Work out how many lines of the records hold the string "zones", and reply with that number alone.

>> Start Material provided

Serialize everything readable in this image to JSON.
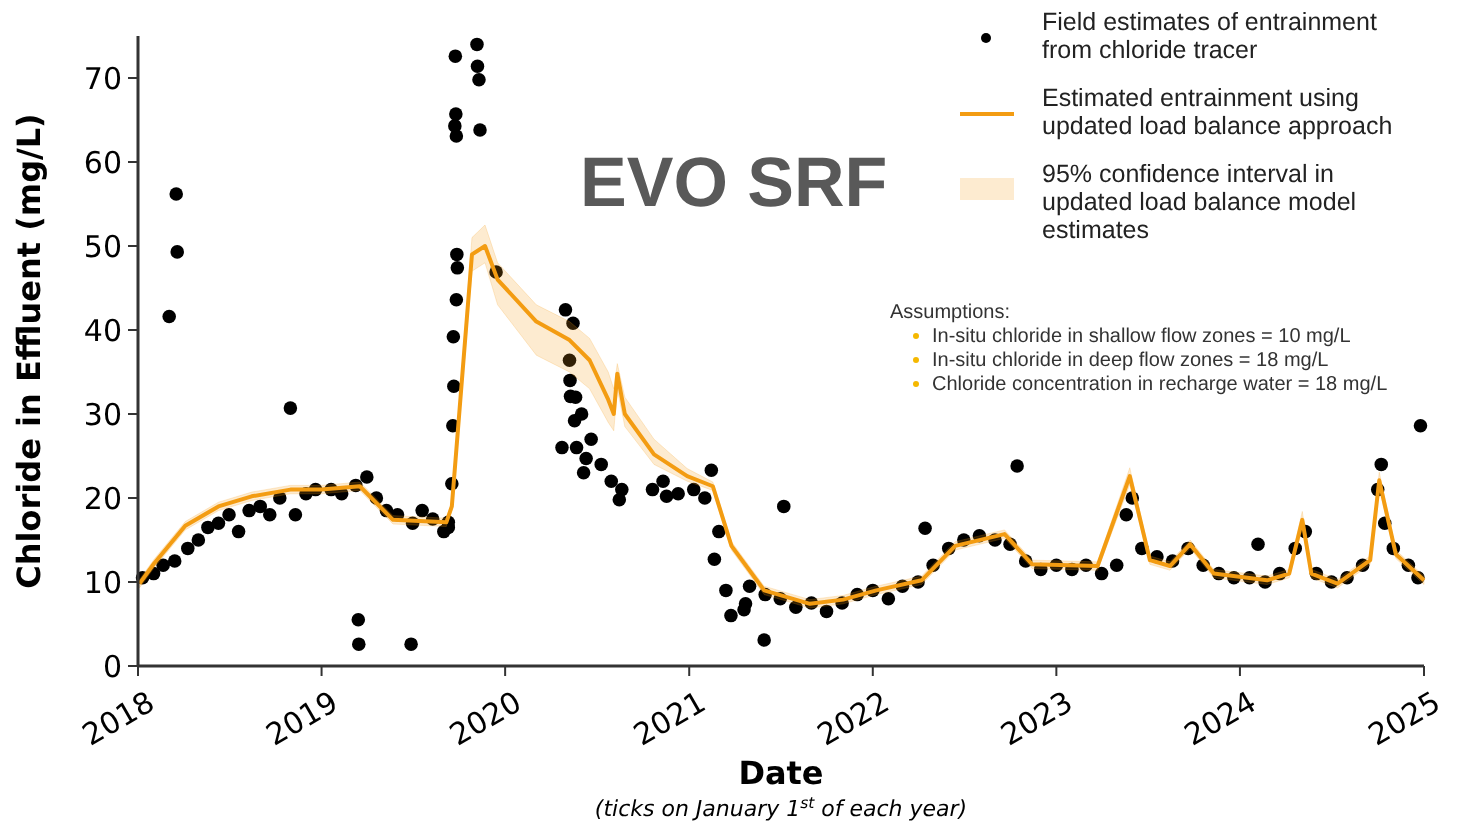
{
  "chart_data": {
    "type": "scatter",
    "title": "EVO SRF",
    "xlabel": "Date",
    "ylabel": "Chloride in Effluent (mg/L)",
    "annotations": [
      "95% confidence interval in updated load balance model estimates",
      "(ticks on January 1$^{st}$ of each year)",
      "Assumptions:",
      "In-situ chloride in shallow flow zones = 10 mg/L",
      "In-situ chloride in deep flow zones = 18 mg/L",
      "Chloride concentration in recharge water = 18 mg/L"
    ],
    "xlim": [
      "2018",
      "2025"
    ],
    "xticks": [
      "2018",
      "2019",
      "2020",
      "2021",
      "2022",
      "2023",
      "2024",
      "2025"
    ],
    "ylim": [
      0,
      75
    ],
    "yticks": [
      0,
      10,
      20,
      30,
      40,
      50,
      60,
      70
    ],
    "grid": false,
    "legend": "top right",
    "series": [
      {
        "name": "Field estimates of entrainment from chloride tracer",
        "marker": "circle",
        "color": "#000000",
        "x": [
          "2018-01-10",
          "2018-02-01",
          "2018-02-20",
          "2018-03-15",
          "2018-04-10",
          "2018-05-01",
          "2018-05-20",
          "2018-06-10",
          "2018-07-01",
          "2018-07-20",
          "2018-08-10",
          "2018-09-01",
          "2018-09-20",
          "2018-10-10",
          "2018-11-10",
          "2018-12-01",
          "2018-12-20",
          "2019-01-20",
          "2019-02-10",
          "2019-03-10",
          "2019-04-01",
          "2019-04-20",
          "2019-05-10",
          "2019-06-01",
          "2019-07-01",
          "2019-07-20",
          "2019-08-10",
          "2019-09-01",
          "2019-09-10",
          "2018-03-04",
          "2018-03-18",
          "2018-03-20",
          "2018-10-31",
          "2019-03-15",
          "2019-03-16",
          "2019-06-28",
          "2019-09-24",
          "2019-09-25",
          "2019-09-26",
          "2019-09-23",
          "2019-11-06",
          "2019-11-07",
          "2019-11-10",
          "2019-11-12",
          "2019-09-27",
          "2019-09-28",
          "2019-09-26",
          "2019-09-20",
          "2019-09-21",
          "2019-09-19",
          "2019-09-17",
          "2019-09-10",
          "2019-12-14",
          "2020-04-30",
          "2020-05-15",
          "2020-05-08",
          "2020-05-09",
          "2020-05-10",
          "2020-05-20",
          "2020-04-23",
          "2020-05-18",
          "2020-05-22",
          "2020-06-01",
          "2020-06-10",
          "2020-06-05",
          "2020-08-15",
          "2020-10-20",
          "2020-11-17",
          "2021-02-14",
          "2021-02-20",
          "2021-03-15",
          "2021-03-25",
          "2021-04-20",
          "2021-05-30",
          "2021-04-23",
          "2021-07-08",
          "2022-04-15",
          "2022-10-15",
          "2024-02-06",
          "2024-10-08",
          "2024-12-25",
          "2020-06-20",
          "2020-07-10",
          "2020-07-30",
          "2020-08-20",
          "2020-11-10",
          "2020-12-10",
          "2021-01-10",
          "2021-02-01",
          "2021-03-01",
          "2021-05-01",
          "2021-06-01",
          "2021-07-01",
          "2021-08-01",
          "2021-09-01",
          "2021-10-01",
          "2021-11-01",
          "2021-12-01",
          "2022-01-01",
          "2022-02-01",
          "2022-03-01",
          "2022-04-01",
          "2022-05-01",
          "2022-06-01",
          "2022-07-01",
          "2022-08-01",
          "2022-09-01",
          "2022-10-01",
          "2022-11-01",
          "2022-12-01",
          "2023-01-01",
          "2023-02-01",
          "2023-03-01",
          "2023-04-01",
          "2023-05-01",
          "2023-05-20",
          "2023-06-01",
          "2023-06-20",
          "2023-07-20",
          "2023-08-20",
          "2023-09-20",
          "2023-10-20",
          "2023-11-20",
          "2023-12-20",
          "2024-01-20",
          "2024-02-20",
          "2024-03-20",
          "2024-04-20",
          "2024-05-10",
          "2024-06-01",
          "2024-07-01",
          "2024-08-01",
          "2024-09-01",
          "2024-10-01",
          "2024-10-15",
          "2024-11-01",
          "2024-12-01",
          "2024-12-20"
        ],
        "values": [
          10.5,
          11,
          12,
          12.5,
          14,
          15,
          16.5,
          17,
          18,
          16,
          18.5,
          19,
          18,
          20,
          18,
          20.5,
          21,
          21,
          20.5,
          21.5,
          22.5,
          20,
          18.5,
          18,
          17,
          18.5,
          17.5,
          16,
          16.5,
          41.6,
          56.2,
          49.3,
          30.7,
          5.5,
          2.6,
          2.6,
          72.6,
          65.7,
          63.1,
          64.3,
          74,
          71.4,
          69.8,
          63.8,
          49,
          47.4,
          43.6,
          39.2,
          33.3,
          28.6,
          21.7,
          17.1,
          46.9,
          42.4,
          40.8,
          36.4,
          34,
          32.1,
          32,
          26,
          29.2,
          26,
          30,
          24.7,
          23,
          19.8,
          21,
          20.2,
          23.3,
          12.7,
          9,
          6,
          6.7,
          3.1,
          7.4,
          19,
          16.4,
          23.8,
          14.5,
          24,
          28.6,
          27,
          24,
          22,
          21,
          22,
          20.5,
          21,
          20,
          16,
          9.5,
          8.5,
          8,
          7,
          7.5,
          6.5,
          7.5,
          8.5,
          9,
          8,
          9.5,
          10,
          12,
          14,
          15,
          15.5,
          15,
          14.5,
          12.5,
          11.5,
          12,
          11.5,
          12,
          11,
          12,
          18,
          20,
          14,
          13,
          12.5,
          14,
          12,
          11,
          10.5,
          10.5,
          10,
          11,
          14,
          16,
          11,
          10,
          10.5,
          12,
          21,
          17,
          14,
          12,
          10.5
        ]
      },
      {
        "name": "Estimated entrainment using updated load balance approach",
        "type": "line",
        "marker": "none",
        "color": "#f39c12",
        "lower": [
          9.3,
          11.7,
          16.2,
          18.5,
          19.7,
          20.5,
          20.5,
          20.9,
          16.9,
          16.6,
          18.5,
          47,
          48,
          43,
          37,
          35,
          33,
          29,
          28,
          33,
          28.5,
          24,
          22,
          20.9,
          13.8,
          8.5,
          6.9,
          7.4,
          8.5,
          9.7,
          13.8,
          15.2,
          11.6,
          11.4,
          21.6,
          12.1,
          11.4,
          14,
          10.5,
          9.7,
          10.5,
          16.4,
          10.5,
          9.3,
          12.1,
          21.1,
          12.8,
          9.7
        ],
        "upper": [
          10.3,
          12.7,
          17.2,
          19.5,
          20.7,
          21.5,
          21.5,
          21.9,
          17.9,
          17.6,
          19.5,
          51,
          52.5,
          48,
          43,
          41,
          39,
          35,
          33,
          36,
          32,
          27,
          23.5,
          21.9,
          14.8,
          9.5,
          7.9,
          8.4,
          9.5,
          10.7,
          14.8,
          16.2,
          12.6,
          12.4,
          23.6,
          13.1,
          12.4,
          15,
          11.5,
          10.7,
          11.5,
          18.4,
          11.5,
          10.3,
          13.1,
          23.1,
          13.8,
          10.7
        ],
        "x": [
          "2018-01-04",
          "2018-02-02",
          "2018-04-05",
          "2018-06-10",
          "2018-08-15",
          "2018-10-31",
          "2019-01-01",
          "2019-03-18",
          "2019-05-23",
          "2019-09-06",
          "2019-09-17",
          "2019-10-27",
          "2019-11-22",
          "2019-12-17",
          "2020-03-03",
          "2020-05-08",
          "2020-06-17",
          "2020-07-24",
          "2020-08-04",
          "2020-08-11",
          "2020-08-26",
          "2020-10-23",
          "2020-12-28",
          "2021-02-17",
          "2021-03-26",
          "2021-05-30",
          "2021-08-29",
          "2021-11-03",
          "2022-01-08",
          "2022-04-08",
          "2022-06-14",
          "2022-09-20",
          "2022-11-14",
          "2023-03-24",
          "2023-05-27",
          "2023-07-06",
          "2023-08-15",
          "2023-09-24",
          "2023-11-10",
          "2024-02-24",
          "2024-04-08",
          "2024-05-04",
          "2024-05-22",
          "2024-07-13",
          "2024-09-16",
          "2024-10-04",
          "2024-11-06",
          "2025-01-01"
        ],
        "values": [
          9.8,
          12.2,
          16.7,
          19,
          20.2,
          21,
          21,
          21.4,
          17.4,
          17.1,
          19,
          49,
          50,
          46,
          41,
          38.8,
          36.4,
          31.7,
          30,
          34.8,
          30,
          25.2,
          22.6,
          21.4,
          14.3,
          9,
          7.4,
          7.9,
          9,
          10.2,
          14.3,
          15.7,
          12.1,
          11.9,
          22.6,
          12.6,
          11.9,
          14.5,
          11,
          10.2,
          11,
          17.4,
          11,
          9.8,
          12.6,
          22.1,
          13.3,
          10.2
        ]
      }
    ]
  }
}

>> End Material provided

| Completed task |
2